» Figure collection entries
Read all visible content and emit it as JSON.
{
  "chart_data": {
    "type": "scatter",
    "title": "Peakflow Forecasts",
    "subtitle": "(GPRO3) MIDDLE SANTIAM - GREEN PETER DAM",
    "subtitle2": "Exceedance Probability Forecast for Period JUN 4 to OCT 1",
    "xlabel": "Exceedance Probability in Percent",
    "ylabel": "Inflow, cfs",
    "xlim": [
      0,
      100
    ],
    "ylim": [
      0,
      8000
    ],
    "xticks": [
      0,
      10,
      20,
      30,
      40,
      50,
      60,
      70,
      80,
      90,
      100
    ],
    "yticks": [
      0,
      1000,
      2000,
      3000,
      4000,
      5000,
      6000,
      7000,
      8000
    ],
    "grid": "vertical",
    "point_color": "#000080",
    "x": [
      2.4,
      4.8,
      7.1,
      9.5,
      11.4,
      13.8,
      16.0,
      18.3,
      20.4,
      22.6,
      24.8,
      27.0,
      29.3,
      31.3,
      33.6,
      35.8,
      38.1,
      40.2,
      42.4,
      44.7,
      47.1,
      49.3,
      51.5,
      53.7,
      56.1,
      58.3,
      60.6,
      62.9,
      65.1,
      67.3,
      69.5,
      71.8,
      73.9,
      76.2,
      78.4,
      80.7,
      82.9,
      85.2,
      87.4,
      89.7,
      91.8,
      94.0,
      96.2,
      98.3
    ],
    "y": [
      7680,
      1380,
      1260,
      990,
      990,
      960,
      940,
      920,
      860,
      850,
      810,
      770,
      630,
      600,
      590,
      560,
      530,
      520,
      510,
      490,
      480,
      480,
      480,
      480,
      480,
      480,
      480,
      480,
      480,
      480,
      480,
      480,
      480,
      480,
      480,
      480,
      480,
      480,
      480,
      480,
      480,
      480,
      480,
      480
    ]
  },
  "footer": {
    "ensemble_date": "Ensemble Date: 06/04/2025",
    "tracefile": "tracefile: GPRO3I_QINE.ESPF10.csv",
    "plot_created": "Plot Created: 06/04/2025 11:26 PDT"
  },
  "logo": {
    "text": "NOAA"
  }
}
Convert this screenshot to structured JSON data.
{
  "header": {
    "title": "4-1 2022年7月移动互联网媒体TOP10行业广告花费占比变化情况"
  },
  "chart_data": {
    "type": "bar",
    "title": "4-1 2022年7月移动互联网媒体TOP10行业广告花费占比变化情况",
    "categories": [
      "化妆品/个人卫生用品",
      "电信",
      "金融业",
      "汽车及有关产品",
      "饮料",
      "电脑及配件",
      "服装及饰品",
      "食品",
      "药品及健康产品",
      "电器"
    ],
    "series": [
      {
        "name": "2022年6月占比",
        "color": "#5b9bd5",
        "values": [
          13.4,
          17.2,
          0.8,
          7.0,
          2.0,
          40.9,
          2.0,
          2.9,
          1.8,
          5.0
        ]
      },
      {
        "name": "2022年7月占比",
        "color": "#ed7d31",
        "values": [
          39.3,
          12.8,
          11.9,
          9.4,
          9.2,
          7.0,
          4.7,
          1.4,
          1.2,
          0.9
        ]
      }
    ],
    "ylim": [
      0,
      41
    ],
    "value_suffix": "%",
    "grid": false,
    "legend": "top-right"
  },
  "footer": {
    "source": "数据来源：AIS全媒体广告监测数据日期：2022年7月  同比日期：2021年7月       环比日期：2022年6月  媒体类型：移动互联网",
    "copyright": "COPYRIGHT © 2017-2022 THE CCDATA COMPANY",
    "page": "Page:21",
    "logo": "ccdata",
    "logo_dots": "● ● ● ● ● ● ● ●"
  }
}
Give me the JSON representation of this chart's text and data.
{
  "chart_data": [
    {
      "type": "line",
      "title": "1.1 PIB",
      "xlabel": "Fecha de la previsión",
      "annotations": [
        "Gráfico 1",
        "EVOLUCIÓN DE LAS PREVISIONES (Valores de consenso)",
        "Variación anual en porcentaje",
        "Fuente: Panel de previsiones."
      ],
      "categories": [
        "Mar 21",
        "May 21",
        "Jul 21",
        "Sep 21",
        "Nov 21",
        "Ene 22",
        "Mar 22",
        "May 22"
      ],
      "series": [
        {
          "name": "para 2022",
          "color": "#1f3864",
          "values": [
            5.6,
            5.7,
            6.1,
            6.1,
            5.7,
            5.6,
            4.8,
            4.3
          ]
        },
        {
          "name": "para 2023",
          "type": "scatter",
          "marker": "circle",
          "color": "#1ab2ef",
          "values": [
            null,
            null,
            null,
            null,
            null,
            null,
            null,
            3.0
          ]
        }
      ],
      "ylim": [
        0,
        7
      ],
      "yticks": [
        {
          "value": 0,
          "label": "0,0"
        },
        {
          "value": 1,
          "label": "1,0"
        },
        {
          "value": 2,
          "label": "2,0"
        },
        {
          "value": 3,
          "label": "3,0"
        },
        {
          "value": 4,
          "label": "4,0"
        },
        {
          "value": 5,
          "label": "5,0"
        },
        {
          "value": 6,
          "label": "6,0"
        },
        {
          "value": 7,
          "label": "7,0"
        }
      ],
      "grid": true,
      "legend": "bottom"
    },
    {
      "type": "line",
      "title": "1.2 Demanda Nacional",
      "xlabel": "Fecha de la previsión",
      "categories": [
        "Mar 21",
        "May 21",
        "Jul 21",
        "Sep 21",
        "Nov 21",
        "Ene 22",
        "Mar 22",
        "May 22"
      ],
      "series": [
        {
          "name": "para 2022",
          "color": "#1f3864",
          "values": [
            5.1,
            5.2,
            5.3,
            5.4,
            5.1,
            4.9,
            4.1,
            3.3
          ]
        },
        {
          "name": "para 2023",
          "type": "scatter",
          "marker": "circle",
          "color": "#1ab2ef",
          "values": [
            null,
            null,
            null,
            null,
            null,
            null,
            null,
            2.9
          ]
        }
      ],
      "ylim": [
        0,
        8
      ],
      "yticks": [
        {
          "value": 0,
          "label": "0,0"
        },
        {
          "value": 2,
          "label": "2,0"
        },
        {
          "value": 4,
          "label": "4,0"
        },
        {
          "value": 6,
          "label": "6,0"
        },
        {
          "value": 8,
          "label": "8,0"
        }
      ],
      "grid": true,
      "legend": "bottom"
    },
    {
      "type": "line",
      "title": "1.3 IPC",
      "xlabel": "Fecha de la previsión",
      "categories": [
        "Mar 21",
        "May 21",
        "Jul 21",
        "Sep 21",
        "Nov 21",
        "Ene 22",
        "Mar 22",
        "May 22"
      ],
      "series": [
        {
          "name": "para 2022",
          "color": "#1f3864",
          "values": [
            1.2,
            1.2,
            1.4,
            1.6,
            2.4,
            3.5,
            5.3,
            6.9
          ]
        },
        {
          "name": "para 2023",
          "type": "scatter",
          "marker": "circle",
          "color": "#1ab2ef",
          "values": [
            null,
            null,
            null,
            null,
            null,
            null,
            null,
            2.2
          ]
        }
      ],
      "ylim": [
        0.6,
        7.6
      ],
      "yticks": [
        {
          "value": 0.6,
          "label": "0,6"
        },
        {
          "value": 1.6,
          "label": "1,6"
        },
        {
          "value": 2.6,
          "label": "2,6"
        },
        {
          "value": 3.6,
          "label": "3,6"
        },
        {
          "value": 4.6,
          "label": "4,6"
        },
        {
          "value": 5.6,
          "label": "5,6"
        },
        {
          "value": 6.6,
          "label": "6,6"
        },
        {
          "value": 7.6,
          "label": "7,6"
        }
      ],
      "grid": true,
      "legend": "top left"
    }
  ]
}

» Problem requirements
Write out all the lines again, exactly as they are.

» Result
Read all visible content and emit it as JSON.
{
  "chart_data": {
    "type": "scatter",
    "title": "Peakflow Forecasts",
    "subtitle": "(GPRO3) MIDDLE SANTIAM - GREEN PETER DAM",
    "subtitle2": "Exceedance Probability Forecast for Period JUN 4 to OCT 1",
    "xlabel": "Exceedance Probability in Percent",
    "ylabel": "Inflow, cfs",
    "xlim": [
      0,
      100
    ],
    "ylim": [
      0,
      8000
    ],
    "xticks": [
      0,
      10,
      20,
      30,
      40,
      50,
      60,
      70,
      80,
      90,
      100
    ],
    "yticks": [
      0,
      1000,
      2000,
      3000,
      4000,
      5000,
      6000,
      7000,
      8000
    ],
    "grid": "vertical",
    "point_color": "#000080",
    "x": [
      2.4,
      4.8,
      7.1,
      9.5,
      11.4,
      13.8,
      16.0,
      18.3,
      20.4,
      22.6,
      24.8,
      27.0,
      29.3,
      31.3,
      33.6,
      35.8,
      38.1,
      40.2,
      42.4,
      44.7,
      47.1,
      49.3,
      51.5,
      53.7,
      56.1,
      58.3,
      60.6,
      62.9,
      65.1,
      67.3,
      69.5,
      71.8,
      73.9,
      76.2,
      78.4,
      80.7,
      82.9,
      85.2,
      87.4,
      89.7,
      91.8,
      94.0,
      96.2,
      98.3
    ],
    "y": [
      7680,
      1380,
      1260,
      990,
      990,
      960,
      940,
      920,
      860,
      850,
      810,
      770,
      630,
      600,
      590,
      560,
      530,
      520,
      510,
      490,
      480,
      480,
      480,
      480,
      480,
      480,
      480,
      480,
      480,
      480,
      480,
      480,
      480,
      480,
      480,
      480,
      480,
      480,
      480,
      480,
      480,
      480,
      480,
      480
    ]
  },
  "footer": {
    "ensemble_date": "Ensemble Date: 06/04/2025",
    "tracefile": "tracefile: GPRO3I_QINE.ESPF10.csv",
    "plot_created": "Plot Created: 06/04/2025 11:26 PDT"
  },
  "logo": {
    "text": "NOAA"
  }
}
Convert this screenshot to structured JSON data.
{
  "header": {
    "title": "4-1 2022年7月移动互联网媒体TOP10行业广告花费占比变化情况"
  },
  "chart_data": {
    "type": "bar",
    "title": "4-1 2022年7月移动互联网媒体TOP10行业广告花费占比变化情况",
    "categories": [
      "化妆品/个人卫生用品",
      "电信",
      "金融业",
      "汽车及有关产品",
      "饮料",
      "电脑及配件",
      "服装及饰品",
      "食品",
      "药品及健康产品",
      "电器"
    ],
    "series": [
      {
        "name": "2022年6月占比",
        "color": "#5b9bd5",
        "values": [
          13.4,
          17.2,
          0.8,
          7.0,
          2.0,
          40.9,
          2.0,
          2.9,
          1.8,
          5.0
        ]
      },
      {
        "name": "2022年7月占比",
        "color": "#ed7d31",
        "values": [
          39.3,
          12.8,
          11.9,
          9.4,
          9.2,
          7.0,
          4.7,
          1.4,
          1.2,
          0.9
        ]
      }
    ],
    "ylim": [
      0,
      41
    ],
    "value_suffix": "%",
    "grid": false,
    "legend": "top-right"
  },
  "footer": {
    "source": "数据来源：AIS全媒体广告监测数据日期：2022年7月  同比日期：2021年7月       环比日期：2022年6月  媒体类型：移动互联网",
    "copyright": "COPYRIGHT © 2017-2022 THE CCDATA COMPANY",
    "page": "Page:21",
    "logo": "ccdata",
    "logo_dots": "● ● ● ● ● ● ● ●"
  }
}
Give me the JSON representation of this chart's text and data.
{
  "chart_data": [
    {
      "type": "line",
      "title": "1.1 PIB",
      "xlabel": "Fecha de la previsión",
      "annotations": [
        "Gráfico 1",
        "EVOLUCIÓN DE LAS PREVISIONES (Valores de consenso)",
        "Variación anual en porcentaje",
        "Fuente: Panel de previsiones."
      ],
      "categories": [
        "Mar 21",
        "May 21",
        "Jul 21",
        "Sep 21",
        "Nov 21",
        "Ene 22",
        "Mar 22",
        "May 22"
      ],
      "series": [
        {
          "name": "para 2022",
          "color": "#1f3864",
          "values": [
            5.6,
            5.7,
            6.1,
            6.1,
            5.7,
            5.6,
            4.8,
            4.3
          ]
        },
        {
          "name": "para 2023",
          "type": "scatter",
          "marker": "circle",
          "color": "#1ab2ef",
          "values": [
            null,
            null,
            null,
            null,
            null,
            null,
            null,
            3.0
          ]
        }
      ],
      "ylim": [
        0,
        7
      ],
      "yticks": [
        {
          "value": 0,
          "label": "0,0"
        },
        {
          "value": 1,
          "label": "1,0"
        },
        {
          "value": 2,
          "label": "2,0"
        },
        {
          "value": 3,
          "label": "3,0"
        },
        {
          "value": 4,
          "label": "4,0"
        },
        {
          "value": 5,
          "label": "5,0"
        },
        {
          "value": 6,
          "label": "6,0"
        },
        {
          "value": 7,
          "label": "7,0"
        }
      ],
      "grid": true,
      "legend": "bottom"
    },
    {
      "type": "line",
      "title": "1.2 Demanda Nacional",
      "xlabel": "Fecha de la previsión",
      "categories": [
        "Mar 21",
        "May 21",
        "Jul 21",
        "Sep 21",
        "Nov 21",
        "Ene 22",
        "Mar 22",
        "May 22"
      ],
      "series": [
        {
          "name": "para 2022",
          "color": "#1f3864",
          "values": [
            5.1,
            5.2,
            5.3,
            5.4,
            5.1,
            4.9,
            4.1,
            3.3
          ]
        },
        {
          "name": "para 2023",
          "type": "scatter",
          "marker": "circle",
          "color": "#1ab2ef",
          "values": [
            null,
            null,
            null,
            null,
            null,
            null,
            null,
            2.9
          ]
        }
      ],
      "ylim": [
        0,
        8
      ],
      "yticks": [
        {
          "value": 0,
          "label": "0,0"
        },
        {
          "value": 2,
          "label": "2,0"
        },
        {
          "value": 4,
          "label": "4,0"
        },
        {
          "value": 6,
          "label": "6,0"
        },
        {
          "value": 8,
          "label": "8,0"
        }
      ],
      "grid": true,
      "legend": "bottom"
    },
    {
      "type": "line",
      "title": "1.3 IPC",
      "xlabel": "Fecha de la previsión",
      "categories": [
        "Mar 21",
        "May 21",
        "Jul 21",
        "Sep 21",
        "Nov 21",
        "Ene 22",
        "Mar 22",
        "May 22"
      ],
      "series": [
        {
          "name": "para 2022",
          "color": "#1f3864",
          "values": [
            1.2,
            1.2,
            1.4,
            1.6,
            2.4,
            3.5,
            5.3,
            6.9
          ]
        },
        {
          "name": "para 2023",
          "type": "scatter",
          "marker": "circle",
          "color": "#1ab2ef",
          "values": [
            null,
            null,
            null,
            null,
            null,
            null,
            null,
            2.2
          ]
        }
      ],
      "ylim": [
        0.6,
        7.6
      ],
      "yticks": [
        {
          "value": 0.6,
          "label": "0,6"
        },
        {
          "value": 1.6,
          "label": "1,6"
        },
        {
          "value": 2.6,
          "label": "2,6"
        },
        {
          "value": 3.6,
          "label": "3,6"
        },
        {
          "value": 4.6,
          "label": "4,6"
        },
        {
          "value": 5.6,
          "label": "5,6"
        },
        {
          "value": 6.6,
          "label": "6,6"
        },
        {
          "value": 7.6,
          "label": "7,6"
        }
      ],
      "grid": true,
      "legend": "top left"
    }
  ]
}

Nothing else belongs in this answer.